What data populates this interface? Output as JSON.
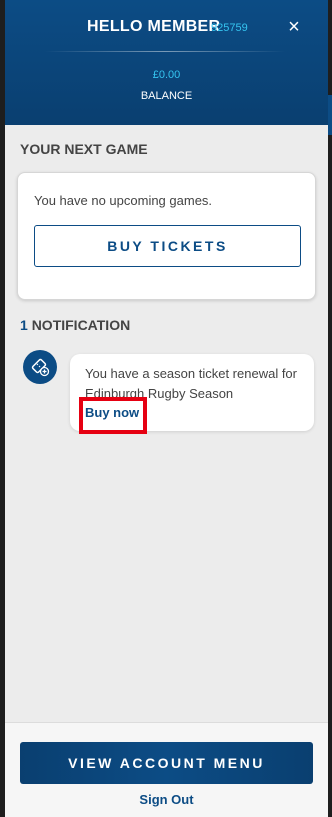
{
  "header": {
    "greeting": "HELLO MEMBER",
    "member_id": "925759",
    "close_glyph": "×",
    "balance_amount": "£0.00",
    "balance_label": "BALANCE"
  },
  "next_game": {
    "title": "YOUR NEXT GAME",
    "empty_text": "You have no upcoming games.",
    "buy_tickets_label": "BUY TICKETS"
  },
  "notifications": {
    "count": "1",
    "title": "NOTIFICATION",
    "icon": "ticket-add-icon",
    "items": [
      {
        "text": "You have a season ticket renewal for Edinburgh Rugby Season",
        "action_label": "Buy now"
      }
    ]
  },
  "footer": {
    "account_menu_label": "VIEW ACCOUNT MENU",
    "sign_out_label": "Sign Out"
  },
  "colors": {
    "brand_navy": "#0c4c85",
    "accent_cyan": "#35c4f0",
    "highlight_red": "#e60012"
  }
}
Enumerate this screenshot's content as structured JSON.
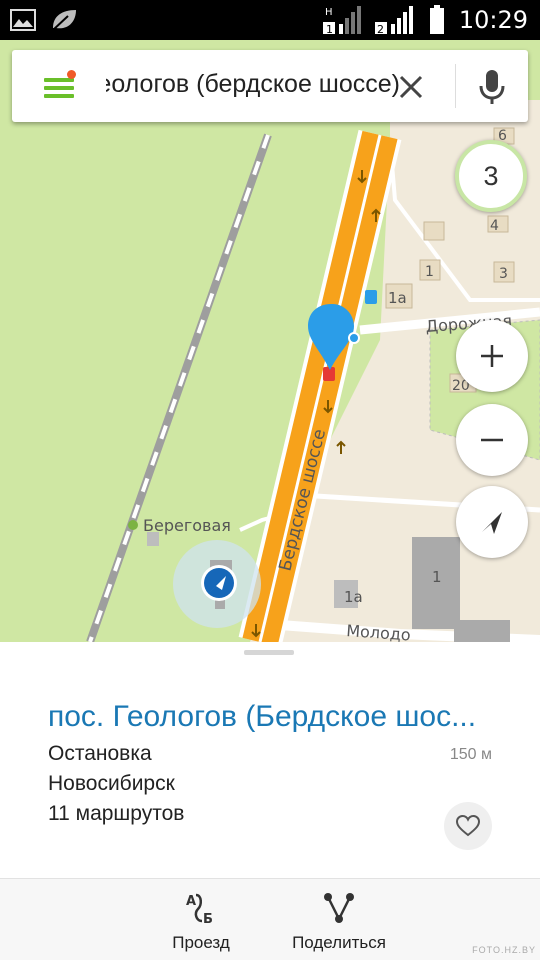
{
  "status_bar": {
    "time": "10:29",
    "sim1_label": "1",
    "sim2_label": "2",
    "network_label": "H",
    "icons": [
      "gallery-icon",
      "leaf-icon",
      "signal-sim1-icon",
      "signal-sim2-icon",
      "battery-icon"
    ]
  },
  "search": {
    "query": "пос. Геологов (бердское шоссе)",
    "menu_icon": "hamburger-menu-icon",
    "clear_icon": "close-icon",
    "mic_icon": "microphone-icon",
    "accent_color": "#6abf2a",
    "notification_color": "#f05a28"
  },
  "map": {
    "layers_count": "3",
    "labels": {
      "road_main": "Бердское шоссе",
      "road_side": "Дорожная",
      "road_bottom": "Молодо",
      "stop_nearby": "Береговая",
      "house_1a_top": "1а",
      "house_1a_bottom": "1а",
      "house_1_top": "1",
      "house_1_bottom": "1",
      "house_3": "3",
      "house_4": "4",
      "house_6": "6",
      "house_20": "20"
    },
    "zoom_in_icon": "plus-icon",
    "zoom_out_icon": "minus-icon",
    "locate_icon": "navigation-arrow-icon",
    "colors": {
      "land": "#cfe7a3",
      "road": "#f7a21b",
      "buildings": "#f1eadb",
      "pin": "#2b9de8"
    }
  },
  "place": {
    "title": "пос. Геологов (Бердское шос...",
    "type": "Остановка",
    "city": "Новосибирск",
    "routes": "11 маршрутов",
    "distance": "150 м",
    "favorite_icon": "heart-outline-icon",
    "title_color": "#1a78b4"
  },
  "actions": [
    {
      "label": "Проезд",
      "icon": "route-ab-icon"
    },
    {
      "label": "Поделиться",
      "icon": "share-icon"
    }
  ],
  "watermark": "FOTO.HZ.BY"
}
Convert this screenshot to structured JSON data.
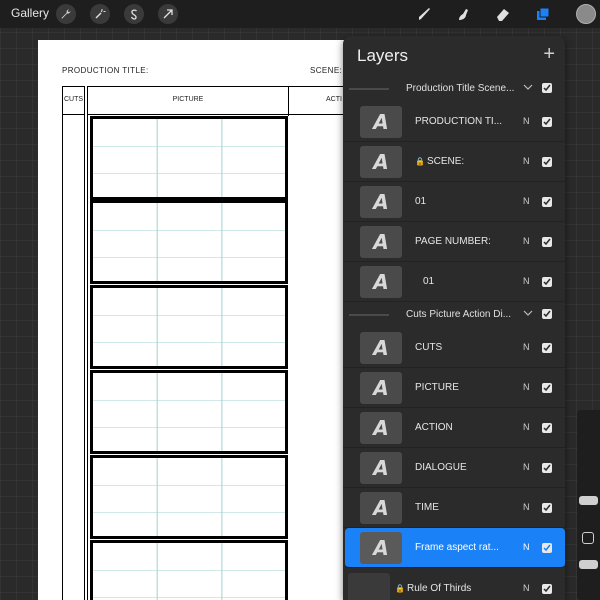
{
  "toolbar": {
    "gallery_label": "Gallery",
    "left_tools": [
      "wrench-icon",
      "magic-wand-icon",
      "selection-s-icon",
      "transform-arrow-icon"
    ],
    "right_tools": [
      "brush-icon",
      "smudge-icon",
      "eraser-icon",
      "layers-icon"
    ],
    "active_tool": "layers-icon",
    "accent_color": "#1a82f6",
    "current_color": "#8a8a8a"
  },
  "canvas": {
    "production_title_label": "PRODUCTION TITLE:",
    "scene_label": "SCENE:",
    "columns": {
      "cuts": "CUTS",
      "picture": "PICTURE",
      "action": "ACTI"
    },
    "frame_grid_color": "#9fd3cf"
  },
  "layers": {
    "title": "Layers",
    "add_icon": "plus-icon",
    "groups": [
      {
        "name": "Production Title Scene...",
        "visible": true,
        "layers": [
          {
            "name": "PRODUCTION TI...",
            "blend": "N",
            "visible": true,
            "locked": false
          },
          {
            "name": "SCENE:",
            "blend": "N",
            "visible": true,
            "locked": true
          },
          {
            "name": "01",
            "blend": "N",
            "visible": true,
            "locked": false
          },
          {
            "name": "PAGE NUMBER:",
            "blend": "N",
            "visible": true,
            "locked": false
          },
          {
            "name": "01",
            "blend": "N",
            "visible": true,
            "locked": false
          }
        ]
      },
      {
        "name": "Cuts Picture Action Di...",
        "visible": true,
        "layers": [
          {
            "name": "CUTS",
            "blend": "N",
            "visible": true,
            "locked": false
          },
          {
            "name": "PICTURE",
            "blend": "N",
            "visible": true,
            "locked": false
          },
          {
            "name": "ACTION",
            "blend": "N",
            "visible": true,
            "locked": false
          },
          {
            "name": "DIALOGUE",
            "blend": "N",
            "visible": true,
            "locked": false
          },
          {
            "name": "TIME",
            "blend": "N",
            "visible": true,
            "locked": false
          }
        ]
      }
    ],
    "ungrouped": [
      {
        "name": "Frame aspect rat...",
        "blend": "N",
        "visible": true,
        "locked": false,
        "selected": true
      },
      {
        "name": "Rule Of Thirds",
        "blend": "N",
        "visible": true,
        "locked": true
      }
    ]
  }
}
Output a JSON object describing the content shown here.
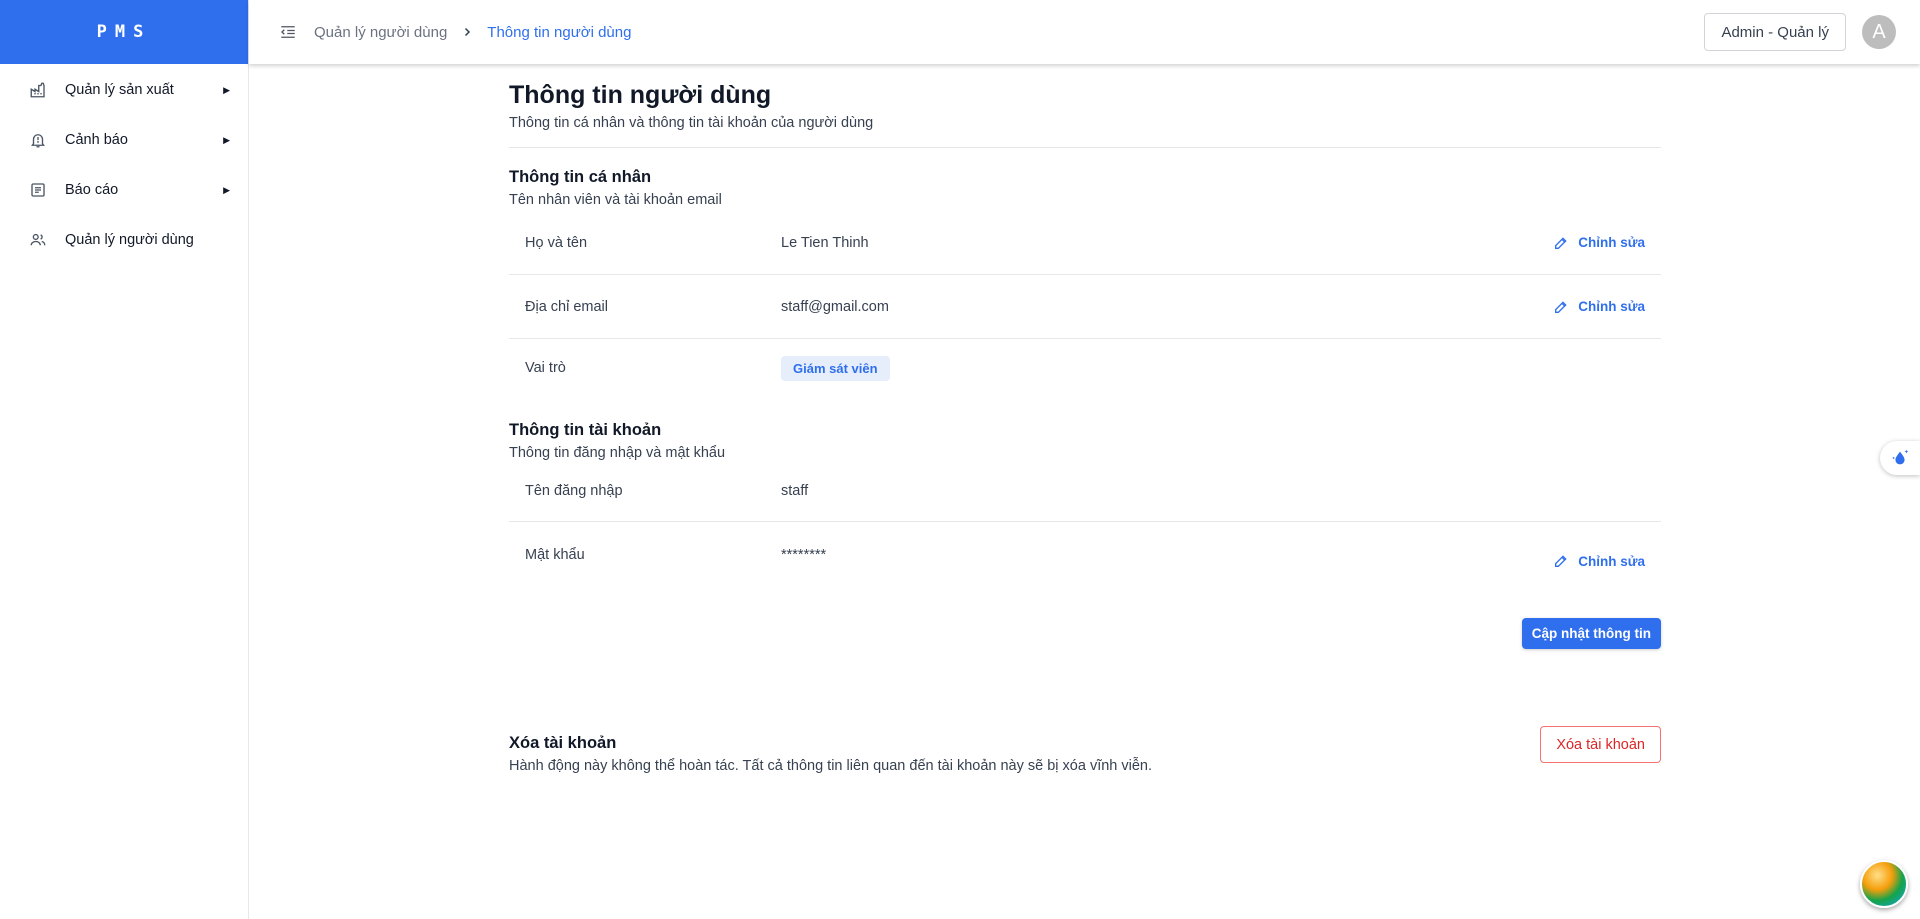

# DIRECTION
Reproduce each record from above exactly; pictures do not belong in the copy.

# ANSWER IN FULL
What data populates this interface? Output as JSON.
{
  "header": {
    "greeting": "HELLO MEMBER",
    "member_id": "925759",
    "close_glyph": "×",
    "balance_amount": "£0.00",
    "balance_label": "BALANCE"
  },
  "next_game": {
    "title": "YOUR NEXT GAME",
    "empty_text": "You have no upcoming games.",
    "buy_tickets_label": "BUY TICKETS"
  },
  "notifications": {
    "count": "1",
    "title": "NOTIFICATION",
    "icon": "ticket-add-icon",
    "items": [
      {
        "text": "You have a season ticket renewal for Edinburgh Rugby Season",
        "action_label": "Buy now"
      }
    ]
  },
  "footer": {
    "account_menu_label": "VIEW ACCOUNT MENU",
    "sign_out_label": "Sign Out"
  },
  "colors": {
    "brand_navy": "#0c4c85",
    "accent_cyan": "#35c4f0",
    "highlight_red": "#e60012"
  }
}
Enumerate this screenshot's content as structured JSON.
{
  "status_bar": {
    "time": "10:29",
    "sim1_label": "1",
    "sim2_label": "2",
    "network_label": "H",
    "icons": [
      "gallery-icon",
      "leaf-icon",
      "signal-sim1-icon",
      "signal-sim2-icon",
      "battery-icon"
    ]
  },
  "search": {
    "query": "пос. Геологов (бердское шоссе)",
    "menu_icon": "hamburger-menu-icon",
    "clear_icon": "close-icon",
    "mic_icon": "microphone-icon",
    "accent_color": "#6abf2a",
    "notification_color": "#f05a28"
  },
  "map": {
    "layers_count": "3",
    "labels": {
      "road_main": "Бердское шоссе",
      "road_side": "Дорожная",
      "road_bottom": "Молодо",
      "stop_nearby": "Береговая",
      "house_1a_top": "1а",
      "house_1a_bottom": "1а",
      "house_1_top": "1",
      "house_1_bottom": "1",
      "house_3": "3",
      "house_4": "4",
      "house_6": "6",
      "house_20": "20"
    },
    "zoom_in_icon": "plus-icon",
    "zoom_out_icon": "minus-icon",
    "locate_icon": "navigation-arrow-icon",
    "colors": {
      "land": "#cfe7a3",
      "road": "#f7a21b",
      "buildings": "#f1eadb",
      "pin": "#2b9de8"
    }
  },
  "place": {
    "title": "пос. Геологов (Бердское шос...",
    "type": "Остановка",
    "city": "Новосибирск",
    "routes": "11 маршрутов",
    "distance": "150 м",
    "favorite_icon": "heart-outline-icon",
    "title_color": "#1a78b4"
  },
  "actions": [
    {
      "label": "Проезд",
      "icon": "route-ab-icon"
    },
    {
      "label": "Поделиться",
      "icon": "share-icon"
    }
  ],
  "watermark": "FOTO.HZ.BY"
}
Convert this screenshot to structured JSON data.
{
  "toolbar": {
    "gallery_label": "Gallery",
    "left_tools": [
      "wrench-icon",
      "magic-wand-icon",
      "selection-s-icon",
      "transform-arrow-icon"
    ],
    "right_tools": [
      "brush-icon",
      "smudge-icon",
      "eraser-icon",
      "layers-icon"
    ],
    "active_tool": "layers-icon",
    "accent_color": "#1a82f6",
    "current_color": "#8a8a8a"
  },
  "canvas": {
    "production_title_label": "PRODUCTION TITLE:",
    "scene_label": "SCENE:",
    "columns": {
      "cuts": "CUTS",
      "picture": "PICTURE",
      "action": "ACTI"
    },
    "frame_grid_color": "#9fd3cf"
  },
  "layers": {
    "title": "Layers",
    "add_icon": "plus-icon",
    "groups": [
      {
        "name": "Production Title Scene...",
        "visible": true,
        "layers": [
          {
            "name": "PRODUCTION TI...",
            "blend": "N",
            "visible": true,
            "locked": false
          },
          {
            "name": "SCENE:",
            "blend": "N",
            "visible": true,
            "locked": true
          },
          {
            "name": "01",
            "blend": "N",
            "visible": true,
            "locked": false
          },
          {
            "name": "PAGE NUMBER:",
            "blend": "N",
            "visible": true,
            "locked": false
          },
          {
            "name": "01",
            "blend": "N",
            "visible": true,
            "locked": false
          }
        ]
      },
      {
        "name": "Cuts Picture Action Di...",
        "visible": true,
        "layers": [
          {
            "name": "CUTS",
            "blend": "N",
            "visible": true,
            "locked": false
          },
          {
            "name": "PICTURE",
            "blend": "N",
            "visible": true,
            "locked": false
          },
          {
            "name": "ACTION",
            "blend": "N",
            "visible": true,
            "locked": false
          },
          {
            "name": "DIALOGUE",
            "blend": "N",
            "visible": true,
            "locked": false
          },
          {
            "name": "TIME",
            "blend": "N",
            "visible": true,
            "locked": false
          }
        ]
      }
    ],
    "ungrouped": [
      {
        "name": "Frame aspect rat...",
        "blend": "N",
        "visible": true,
        "locked": false,
        "selected": true
      },
      {
        "name": "Rule Of Thirds",
        "blend": "N",
        "visible": true,
        "locked": true
      }
    ]
  }
}
Output a JSON object describing the content shown here.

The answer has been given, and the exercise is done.